*INPUT ROWS:*
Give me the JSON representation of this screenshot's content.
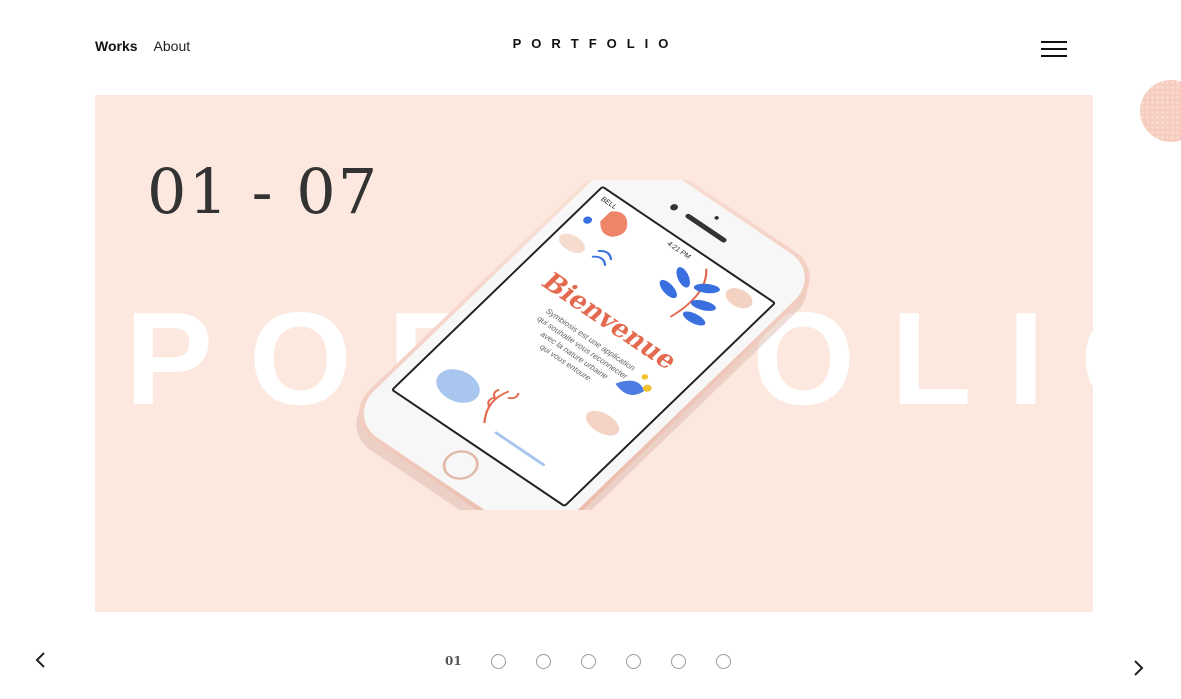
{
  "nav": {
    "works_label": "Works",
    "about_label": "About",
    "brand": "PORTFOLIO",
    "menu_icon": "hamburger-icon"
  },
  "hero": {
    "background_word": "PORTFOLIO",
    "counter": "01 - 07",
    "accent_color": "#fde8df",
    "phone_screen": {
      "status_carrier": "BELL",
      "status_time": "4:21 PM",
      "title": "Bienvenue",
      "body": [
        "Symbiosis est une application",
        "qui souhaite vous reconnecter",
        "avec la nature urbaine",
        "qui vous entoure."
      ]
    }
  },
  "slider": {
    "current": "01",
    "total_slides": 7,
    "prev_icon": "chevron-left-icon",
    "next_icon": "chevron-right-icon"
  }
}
...
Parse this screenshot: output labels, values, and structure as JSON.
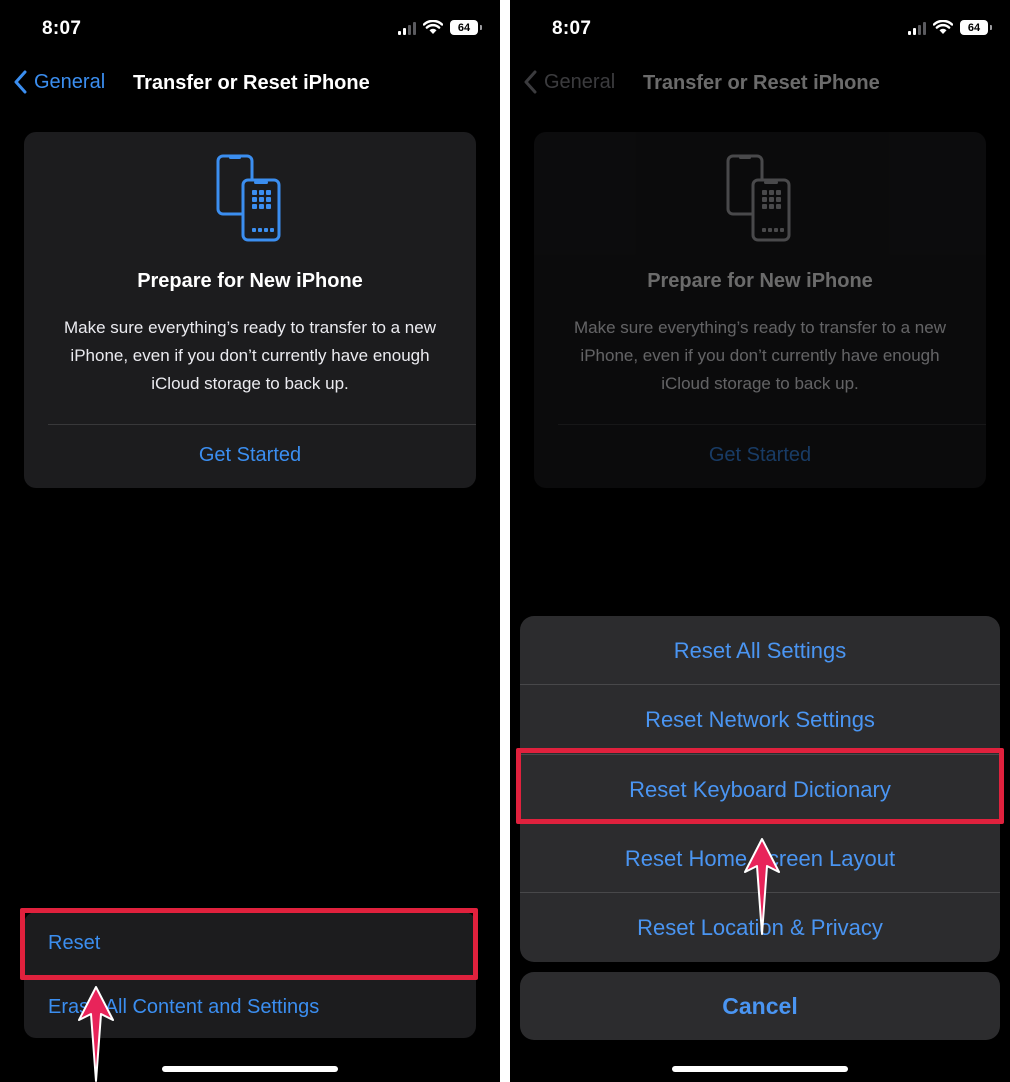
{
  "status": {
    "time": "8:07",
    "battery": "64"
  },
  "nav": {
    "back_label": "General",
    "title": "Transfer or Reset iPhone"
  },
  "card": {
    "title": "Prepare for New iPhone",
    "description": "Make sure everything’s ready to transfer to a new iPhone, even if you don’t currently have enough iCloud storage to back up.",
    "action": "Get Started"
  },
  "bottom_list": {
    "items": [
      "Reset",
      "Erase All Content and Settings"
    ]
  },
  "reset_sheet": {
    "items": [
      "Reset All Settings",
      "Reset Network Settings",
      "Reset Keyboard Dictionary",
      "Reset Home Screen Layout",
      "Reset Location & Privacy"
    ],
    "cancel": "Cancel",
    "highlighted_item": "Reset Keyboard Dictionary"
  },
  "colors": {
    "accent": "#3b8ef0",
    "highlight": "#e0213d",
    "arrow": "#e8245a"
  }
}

*SHORT EXERCISE:*
Using the records above, gather all lines where the string "chevron" is present.

*EXERCISE SOLUTION:*
    "prev_icon": "chevron-left-icon",
    "next_icon": "chevron-right-icon"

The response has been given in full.